▶ _Problem description_: What follows is a set of records, each of which is to be written out exactly.

▶ _Extracted data_:
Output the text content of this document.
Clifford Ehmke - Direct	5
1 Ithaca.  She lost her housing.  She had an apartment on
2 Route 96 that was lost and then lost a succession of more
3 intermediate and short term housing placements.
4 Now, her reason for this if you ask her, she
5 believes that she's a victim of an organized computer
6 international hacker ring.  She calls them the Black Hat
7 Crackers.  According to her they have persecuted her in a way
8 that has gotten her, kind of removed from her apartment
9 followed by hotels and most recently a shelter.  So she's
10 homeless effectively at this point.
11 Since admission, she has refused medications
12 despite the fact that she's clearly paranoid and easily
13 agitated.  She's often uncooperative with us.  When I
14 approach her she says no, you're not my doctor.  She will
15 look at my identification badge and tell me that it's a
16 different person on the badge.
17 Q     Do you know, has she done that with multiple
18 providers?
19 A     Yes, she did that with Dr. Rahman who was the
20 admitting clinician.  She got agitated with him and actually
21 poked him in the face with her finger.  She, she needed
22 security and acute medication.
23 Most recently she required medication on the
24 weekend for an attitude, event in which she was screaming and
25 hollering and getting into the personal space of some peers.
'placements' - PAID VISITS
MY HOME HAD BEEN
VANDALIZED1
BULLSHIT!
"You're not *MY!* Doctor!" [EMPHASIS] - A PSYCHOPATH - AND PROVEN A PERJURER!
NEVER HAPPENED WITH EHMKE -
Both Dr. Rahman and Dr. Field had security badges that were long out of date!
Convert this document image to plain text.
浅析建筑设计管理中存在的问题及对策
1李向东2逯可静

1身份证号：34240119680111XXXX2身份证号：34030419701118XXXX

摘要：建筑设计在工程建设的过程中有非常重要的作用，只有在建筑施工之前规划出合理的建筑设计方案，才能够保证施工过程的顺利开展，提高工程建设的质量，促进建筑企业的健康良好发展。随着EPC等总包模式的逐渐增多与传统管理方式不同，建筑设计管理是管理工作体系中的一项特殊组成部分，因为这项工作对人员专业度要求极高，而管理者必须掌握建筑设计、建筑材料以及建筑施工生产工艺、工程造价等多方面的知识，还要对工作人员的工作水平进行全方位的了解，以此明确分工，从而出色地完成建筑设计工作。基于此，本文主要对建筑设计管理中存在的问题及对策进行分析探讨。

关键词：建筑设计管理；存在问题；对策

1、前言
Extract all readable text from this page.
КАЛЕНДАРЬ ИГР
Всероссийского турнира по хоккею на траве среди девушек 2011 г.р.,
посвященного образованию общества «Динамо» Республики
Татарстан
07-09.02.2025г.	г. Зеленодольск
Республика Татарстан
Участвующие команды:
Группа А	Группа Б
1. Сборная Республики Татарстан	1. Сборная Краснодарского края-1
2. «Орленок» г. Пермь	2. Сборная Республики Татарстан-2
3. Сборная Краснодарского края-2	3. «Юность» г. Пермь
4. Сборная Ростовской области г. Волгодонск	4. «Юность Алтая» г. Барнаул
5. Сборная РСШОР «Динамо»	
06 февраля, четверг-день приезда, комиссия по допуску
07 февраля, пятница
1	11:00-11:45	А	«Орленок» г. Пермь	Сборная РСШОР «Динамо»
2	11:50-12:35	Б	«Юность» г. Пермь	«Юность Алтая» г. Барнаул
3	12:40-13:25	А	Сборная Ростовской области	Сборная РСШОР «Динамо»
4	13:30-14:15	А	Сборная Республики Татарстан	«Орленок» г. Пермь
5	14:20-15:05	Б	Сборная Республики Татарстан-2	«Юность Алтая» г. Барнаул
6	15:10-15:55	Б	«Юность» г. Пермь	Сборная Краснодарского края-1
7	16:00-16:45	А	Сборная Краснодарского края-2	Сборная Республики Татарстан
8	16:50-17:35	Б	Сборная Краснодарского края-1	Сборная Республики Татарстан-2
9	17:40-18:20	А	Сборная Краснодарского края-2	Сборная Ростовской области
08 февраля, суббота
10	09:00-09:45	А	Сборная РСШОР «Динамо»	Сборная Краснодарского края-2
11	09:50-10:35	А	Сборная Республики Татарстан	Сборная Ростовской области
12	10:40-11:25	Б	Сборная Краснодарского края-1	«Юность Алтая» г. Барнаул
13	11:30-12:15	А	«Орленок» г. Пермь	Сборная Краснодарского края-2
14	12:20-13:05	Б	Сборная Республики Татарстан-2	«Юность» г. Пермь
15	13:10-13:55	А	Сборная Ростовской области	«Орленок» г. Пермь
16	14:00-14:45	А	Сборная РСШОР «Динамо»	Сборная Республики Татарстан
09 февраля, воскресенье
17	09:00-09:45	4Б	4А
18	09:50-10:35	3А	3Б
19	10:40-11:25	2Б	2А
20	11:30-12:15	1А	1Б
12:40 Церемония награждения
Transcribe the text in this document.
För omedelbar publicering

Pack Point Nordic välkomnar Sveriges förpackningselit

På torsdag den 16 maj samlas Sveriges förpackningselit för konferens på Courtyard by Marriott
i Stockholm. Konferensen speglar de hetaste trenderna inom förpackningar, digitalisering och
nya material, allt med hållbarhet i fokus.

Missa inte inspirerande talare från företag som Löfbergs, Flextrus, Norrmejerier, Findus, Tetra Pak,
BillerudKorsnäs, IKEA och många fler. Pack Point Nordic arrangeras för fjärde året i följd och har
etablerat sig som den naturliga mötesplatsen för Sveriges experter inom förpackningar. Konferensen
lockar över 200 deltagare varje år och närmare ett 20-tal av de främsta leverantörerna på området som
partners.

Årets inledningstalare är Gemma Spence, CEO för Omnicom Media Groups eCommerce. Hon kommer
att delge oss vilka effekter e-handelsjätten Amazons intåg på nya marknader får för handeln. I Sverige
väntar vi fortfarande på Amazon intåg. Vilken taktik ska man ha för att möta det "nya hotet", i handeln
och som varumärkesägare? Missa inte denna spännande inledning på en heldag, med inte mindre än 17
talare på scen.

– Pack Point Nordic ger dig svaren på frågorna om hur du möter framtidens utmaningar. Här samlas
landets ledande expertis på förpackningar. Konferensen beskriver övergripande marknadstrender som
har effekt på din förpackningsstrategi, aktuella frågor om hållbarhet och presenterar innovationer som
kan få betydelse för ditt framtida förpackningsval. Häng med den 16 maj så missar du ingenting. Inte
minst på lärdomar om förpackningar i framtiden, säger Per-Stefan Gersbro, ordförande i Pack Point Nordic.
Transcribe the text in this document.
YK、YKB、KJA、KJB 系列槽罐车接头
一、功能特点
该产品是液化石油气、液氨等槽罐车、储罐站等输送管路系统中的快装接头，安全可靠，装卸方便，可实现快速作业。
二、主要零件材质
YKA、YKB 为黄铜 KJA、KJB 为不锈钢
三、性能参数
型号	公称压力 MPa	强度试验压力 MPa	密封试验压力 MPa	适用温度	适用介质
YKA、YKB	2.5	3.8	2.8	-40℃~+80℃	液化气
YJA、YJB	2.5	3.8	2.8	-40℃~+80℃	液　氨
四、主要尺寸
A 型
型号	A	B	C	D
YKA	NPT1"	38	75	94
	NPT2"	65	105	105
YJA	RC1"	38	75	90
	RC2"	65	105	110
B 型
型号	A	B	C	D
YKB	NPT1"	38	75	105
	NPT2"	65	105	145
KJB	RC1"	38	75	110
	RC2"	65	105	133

▶ _Problem solution_:
Output the text content of this document.
Clifford Ehmke - Direct	5
1 Ithaca.  She lost her housing.  She had an apartment on
2 Route 96 that was lost and then lost a succession of more
3 intermediate and short term housing placements.
4 Now, her reason for this if you ask her, she
5 believes that she's a victim of an organized computer
6 international hacker ring.  She calls them the Black Hat
7 Crackers.  According to her they have persecuted her in a way
8 that has gotten her, kind of removed from her apartment
9 followed by hotels and most recently a shelter.  So she's
10 homeless effectively at this point.
11 Since admission, she has refused medications
12 despite the fact that she's clearly paranoid and easily
13 agitated.  She's often uncooperative with us.  When I
14 approach her she says no, you're not my doctor.  She will
15 look at my identification badge and tell me that it's a
16 different person on the badge.
17 Q     Do you know, has she done that with multiple
18 providers?
19 A     Yes, she did that with Dr. Rahman who was the
20 admitting clinician.  She got agitated with him and actually
21 poked him in the face with her finger.  She, she needed
22 security and acute medication.
23 Most recently she required medication on the
24 weekend for an attitude, event in which she was screaming and
25 hollering and getting into the personal space of some peers.
'placements' - PAID VISITS
MY HOME HAD BEEN
VANDALIZED1
BULLSHIT!
"You're not *MY!* Doctor!" [EMPHASIS] - A PSYCHOPATH - AND PROVEN A PERJURER!
NEVER HAPPENED WITH EHMKE -
Both Dr. Rahman and Dr. Field had security badges that were long out of date!
Convert this document image to plain text.
浅析建筑设计管理中存在的问题及对策
1李向东2逯可静

1身份证号：34240119680111XXXX2身份证号：34030419701118XXXX

摘要：建筑设计在工程建设的过程中有非常重要的作用，只有在建筑施工之前规划出合理的建筑设计方案，才能够保证施工过程的顺利开展，提高工程建设的质量，促进建筑企业的健康良好发展。随着EPC等总包模式的逐渐增多与传统管理方式不同，建筑设计管理是管理工作体系中的一项特殊组成部分，因为这项工作对人员专业度要求极高，而管理者必须掌握建筑设计、建筑材料以及建筑施工生产工艺、工程造价等多方面的知识，还要对工作人员的工作水平进行全方位的了解，以此明确分工，从而出色地完成建筑设计工作。基于此，本文主要对建筑设计管理中存在的问题及对策进行分析探讨。

关键词：建筑设计管理；存在问题；对策

1、前言
Extract all readable text from this page.
КАЛЕНДАРЬ ИГР
Всероссийского турнира по хоккею на траве среди девушек 2011 г.р.,
посвященного образованию общества «Динамо» Республики
Татарстан
07-09.02.2025г.	г. Зеленодольск
Республика Татарстан
Участвующие команды:
Группа А	Группа Б
1. Сборная Республики Татарстан	1. Сборная Краснодарского края-1
2. «Орленок» г. Пермь	2. Сборная Республики Татарстан-2
3. Сборная Краснодарского края-2	3. «Юность» г. Пермь
4. Сборная Ростовской области г. Волгодонск	4. «Юность Алтая» г. Барнаул
5. Сборная РСШОР «Динамо»	
06 февраля, четверг-день приезда, комиссия по допуску
07 февраля, пятница
1	11:00-11:45	А	«Орленок» г. Пермь	Сборная РСШОР «Динамо»
2	11:50-12:35	Б	«Юность» г. Пермь	«Юность Алтая» г. Барнаул
3	12:40-13:25	А	Сборная Ростовской области	Сборная РСШОР «Динамо»
4	13:30-14:15	А	Сборная Республики Татарстан	«Орленок» г. Пермь
5	14:20-15:05	Б	Сборная Республики Татарстан-2	«Юность Алтая» г. Барнаул
6	15:10-15:55	Б	«Юность» г. Пермь	Сборная Краснодарского края-1
7	16:00-16:45	А	Сборная Краснодарского края-2	Сборная Республики Татарстан
8	16:50-17:35	Б	Сборная Краснодарского края-1	Сборная Республики Татарстан-2
9	17:40-18:20	А	Сборная Краснодарского края-2	Сборная Ростовской области
08 февраля, суббота
10	09:00-09:45	А	Сборная РСШОР «Динамо»	Сборная Краснодарского края-2
11	09:50-10:35	А	Сборная Республики Татарстан	Сборная Ростовской области
12	10:40-11:25	Б	Сборная Краснодарского края-1	«Юность Алтая» г. Барнаул
13	11:30-12:15	А	«Орленок» г. Пермь	Сборная Краснодарского края-2
14	12:20-13:05	Б	Сборная Республики Татарстан-2	«Юность» г. Пермь
15	13:10-13:55	А	Сборная Ростовской области	«Орленок» г. Пермь
16	14:00-14:45	А	Сборная РСШОР «Динамо»	Сборная Республики Татарстан
09 февраля, воскресенье
17	09:00-09:45	4Б	4А
18	09:50-10:35	3А	3Б
19	10:40-11:25	2Б	2А
20	11:30-12:15	1А	1Б
12:40 Церемония награждения
Transcribe the text in this document.
För omedelbar publicering

Pack Point Nordic välkomnar Sveriges förpackningselit

På torsdag den 16 maj samlas Sveriges förpackningselit för konferens på Courtyard by Marriott
i Stockholm. Konferensen speglar de hetaste trenderna inom förpackningar, digitalisering och
nya material, allt med hållbarhet i fokus.

Missa inte inspirerande talare från företag som Löfbergs, Flextrus, Norrmejerier, Findus, Tetra Pak,
BillerudKorsnäs, IKEA och många fler. Pack Point Nordic arrangeras för fjärde året i följd och har
etablerat sig som den naturliga mötesplatsen för Sveriges experter inom förpackningar. Konferensen
lockar över 200 deltagare varje år och närmare ett 20-tal av de främsta leverantörerna på området som
partners.

Årets inledningstalare är Gemma Spence, CEO för Omnicom Media Groups eCommerce. Hon kommer
att delge oss vilka effekter e-handelsjätten Amazons intåg på nya marknader får för handeln. I Sverige
väntar vi fortfarande på Amazon intåg. Vilken taktik ska man ha för att möta det "nya hotet", i handeln
och som varumärkesägare? Missa inte denna spännande inledning på en heldag, med inte mindre än 17
talare på scen.

– Pack Point Nordic ger dig svaren på frågorna om hur du möter framtidens utmaningar. Här samlas
landets ledande expertis på förpackningar. Konferensen beskriver övergripande marknadstrender som
har effekt på din förpackningsstrategi, aktuella frågor om hållbarhet och presenterar innovationer som
kan få betydelse för ditt framtida förpackningsval. Häng med den 16 maj så missar du ingenting. Inte
minst på lärdomar om förpackningar i framtiden, säger Per-Stefan Gersbro, ordförande i Pack Point Nordic.
Transcribe the text in this document.
YK、YKB、KJA、KJB 系列槽罐车接头
一、功能特点
该产品是液化石油气、液氨等槽罐车、储罐站等输送管路系统中的快装接头，安全可靠，装卸方便，可实现快速作业。
二、主要零件材质
YKA、YKB 为黄铜 KJA、KJB 为不锈钢
三、性能参数
型号	公称压力 MPa	强度试验压力 MPa	密封试验压力 MPa	适用温度	适用介质
YKA、YKB	2.5	3.8	2.8	-40℃~+80℃	液化气
YJA、YJB	2.5	3.8	2.8	-40℃~+80℃	液　氨
四、主要尺寸
A 型
型号	A	B	C	D
YKA	NPT1"	38	75	94
	NPT2"	65	105	105
YJA	RC1"	38	75	90
	RC2"	65	105	110
B 型
型号	A	B	C	D
YKB	NPT1"	38	75	105
	NPT2"	65	105	145
KJB	RC1"	38	75	110
	RC2"	65	105	133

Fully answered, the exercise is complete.